§ Exercise objective
Pull out each line of the records holding the string "plain".

§ Extracted information
┄┄┄┄┄┄
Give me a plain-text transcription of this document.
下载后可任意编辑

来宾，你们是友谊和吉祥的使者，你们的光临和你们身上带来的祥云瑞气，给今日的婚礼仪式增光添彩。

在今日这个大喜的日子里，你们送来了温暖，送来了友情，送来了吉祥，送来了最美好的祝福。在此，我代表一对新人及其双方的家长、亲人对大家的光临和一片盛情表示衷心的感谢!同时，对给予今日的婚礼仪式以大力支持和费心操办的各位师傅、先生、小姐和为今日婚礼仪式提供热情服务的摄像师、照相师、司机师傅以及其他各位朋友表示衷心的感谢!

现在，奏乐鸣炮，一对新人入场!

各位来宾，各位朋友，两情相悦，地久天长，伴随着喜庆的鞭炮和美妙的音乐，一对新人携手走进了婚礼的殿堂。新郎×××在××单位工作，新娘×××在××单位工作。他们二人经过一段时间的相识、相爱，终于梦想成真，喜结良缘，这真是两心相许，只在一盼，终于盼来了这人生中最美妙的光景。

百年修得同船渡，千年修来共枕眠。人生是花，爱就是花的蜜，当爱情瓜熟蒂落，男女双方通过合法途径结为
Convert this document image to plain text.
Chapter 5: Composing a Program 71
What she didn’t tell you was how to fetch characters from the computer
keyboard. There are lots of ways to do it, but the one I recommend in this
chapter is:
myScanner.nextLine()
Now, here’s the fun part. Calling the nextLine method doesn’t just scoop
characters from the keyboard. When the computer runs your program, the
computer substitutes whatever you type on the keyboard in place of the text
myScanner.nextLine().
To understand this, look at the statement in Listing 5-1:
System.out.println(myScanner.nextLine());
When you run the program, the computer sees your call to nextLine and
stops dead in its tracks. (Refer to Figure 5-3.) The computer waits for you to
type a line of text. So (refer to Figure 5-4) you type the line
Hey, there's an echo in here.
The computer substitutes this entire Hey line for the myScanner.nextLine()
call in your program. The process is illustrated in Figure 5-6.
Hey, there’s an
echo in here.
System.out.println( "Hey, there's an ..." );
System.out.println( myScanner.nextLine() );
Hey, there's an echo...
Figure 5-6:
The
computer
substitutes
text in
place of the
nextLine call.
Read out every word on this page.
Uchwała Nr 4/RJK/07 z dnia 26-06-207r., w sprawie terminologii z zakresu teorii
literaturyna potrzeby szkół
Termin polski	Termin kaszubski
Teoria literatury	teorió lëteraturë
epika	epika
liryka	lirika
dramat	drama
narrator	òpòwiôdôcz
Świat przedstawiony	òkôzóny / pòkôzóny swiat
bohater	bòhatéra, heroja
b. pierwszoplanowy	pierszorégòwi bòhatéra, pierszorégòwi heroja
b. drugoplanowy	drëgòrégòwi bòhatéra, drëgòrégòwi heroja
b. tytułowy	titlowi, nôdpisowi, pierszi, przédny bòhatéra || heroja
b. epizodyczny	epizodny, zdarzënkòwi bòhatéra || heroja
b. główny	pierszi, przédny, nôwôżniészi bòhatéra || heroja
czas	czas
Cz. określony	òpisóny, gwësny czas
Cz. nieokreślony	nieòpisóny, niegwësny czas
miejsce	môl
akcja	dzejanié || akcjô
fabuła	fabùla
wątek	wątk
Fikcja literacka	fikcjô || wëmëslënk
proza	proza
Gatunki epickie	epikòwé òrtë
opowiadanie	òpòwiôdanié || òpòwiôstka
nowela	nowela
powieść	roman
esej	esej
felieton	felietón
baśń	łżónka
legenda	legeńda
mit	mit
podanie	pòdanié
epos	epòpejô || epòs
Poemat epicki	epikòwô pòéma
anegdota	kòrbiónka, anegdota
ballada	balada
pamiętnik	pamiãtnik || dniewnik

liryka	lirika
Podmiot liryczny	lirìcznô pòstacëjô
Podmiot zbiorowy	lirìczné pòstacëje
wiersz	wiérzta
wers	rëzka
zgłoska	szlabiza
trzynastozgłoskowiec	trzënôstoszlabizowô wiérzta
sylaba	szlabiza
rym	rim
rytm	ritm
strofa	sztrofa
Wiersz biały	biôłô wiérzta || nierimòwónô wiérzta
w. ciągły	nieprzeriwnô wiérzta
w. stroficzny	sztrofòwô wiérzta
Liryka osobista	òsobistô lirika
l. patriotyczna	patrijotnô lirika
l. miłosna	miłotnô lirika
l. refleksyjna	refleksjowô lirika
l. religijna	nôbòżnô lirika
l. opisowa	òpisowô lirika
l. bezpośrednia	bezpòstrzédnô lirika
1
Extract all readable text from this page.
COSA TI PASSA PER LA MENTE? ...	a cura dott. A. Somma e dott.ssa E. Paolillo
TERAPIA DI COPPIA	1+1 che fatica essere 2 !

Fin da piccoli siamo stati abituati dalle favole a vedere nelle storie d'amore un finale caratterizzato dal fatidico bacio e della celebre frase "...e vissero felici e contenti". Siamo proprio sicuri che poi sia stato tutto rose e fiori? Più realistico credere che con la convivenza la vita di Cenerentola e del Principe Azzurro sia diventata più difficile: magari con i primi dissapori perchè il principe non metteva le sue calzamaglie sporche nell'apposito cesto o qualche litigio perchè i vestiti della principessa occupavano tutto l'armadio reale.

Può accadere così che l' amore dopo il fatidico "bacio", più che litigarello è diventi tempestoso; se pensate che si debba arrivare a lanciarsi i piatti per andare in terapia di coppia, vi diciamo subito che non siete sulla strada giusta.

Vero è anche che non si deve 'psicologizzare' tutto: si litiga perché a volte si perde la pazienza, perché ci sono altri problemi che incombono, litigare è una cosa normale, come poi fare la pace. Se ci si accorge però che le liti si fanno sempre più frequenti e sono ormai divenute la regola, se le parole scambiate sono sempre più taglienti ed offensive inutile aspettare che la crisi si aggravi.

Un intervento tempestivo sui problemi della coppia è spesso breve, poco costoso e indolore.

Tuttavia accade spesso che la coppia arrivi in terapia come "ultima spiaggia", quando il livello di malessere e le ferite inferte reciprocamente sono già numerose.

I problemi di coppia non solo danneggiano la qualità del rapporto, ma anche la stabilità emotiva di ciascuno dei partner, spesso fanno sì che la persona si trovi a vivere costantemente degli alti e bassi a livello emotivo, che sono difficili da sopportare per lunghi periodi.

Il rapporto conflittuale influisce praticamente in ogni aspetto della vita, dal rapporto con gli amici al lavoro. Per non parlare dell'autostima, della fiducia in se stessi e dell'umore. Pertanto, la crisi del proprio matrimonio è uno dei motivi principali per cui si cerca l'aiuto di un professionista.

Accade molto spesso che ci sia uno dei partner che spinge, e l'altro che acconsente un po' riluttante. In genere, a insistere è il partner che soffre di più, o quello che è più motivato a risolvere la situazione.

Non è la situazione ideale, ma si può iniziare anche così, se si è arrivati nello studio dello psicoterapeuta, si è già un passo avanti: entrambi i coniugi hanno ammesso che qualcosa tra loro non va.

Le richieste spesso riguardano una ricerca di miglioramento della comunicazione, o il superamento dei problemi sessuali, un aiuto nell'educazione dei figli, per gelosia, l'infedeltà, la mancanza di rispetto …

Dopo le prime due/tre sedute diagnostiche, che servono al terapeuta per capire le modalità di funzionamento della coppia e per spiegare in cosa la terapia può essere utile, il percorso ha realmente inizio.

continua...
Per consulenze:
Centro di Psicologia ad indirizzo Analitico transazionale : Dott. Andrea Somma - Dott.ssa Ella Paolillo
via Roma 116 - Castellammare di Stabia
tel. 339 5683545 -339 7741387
┄┄┄┄┄┄
§ Result
Give me a plain-text transcription of this document.
Convert this document image to plain text.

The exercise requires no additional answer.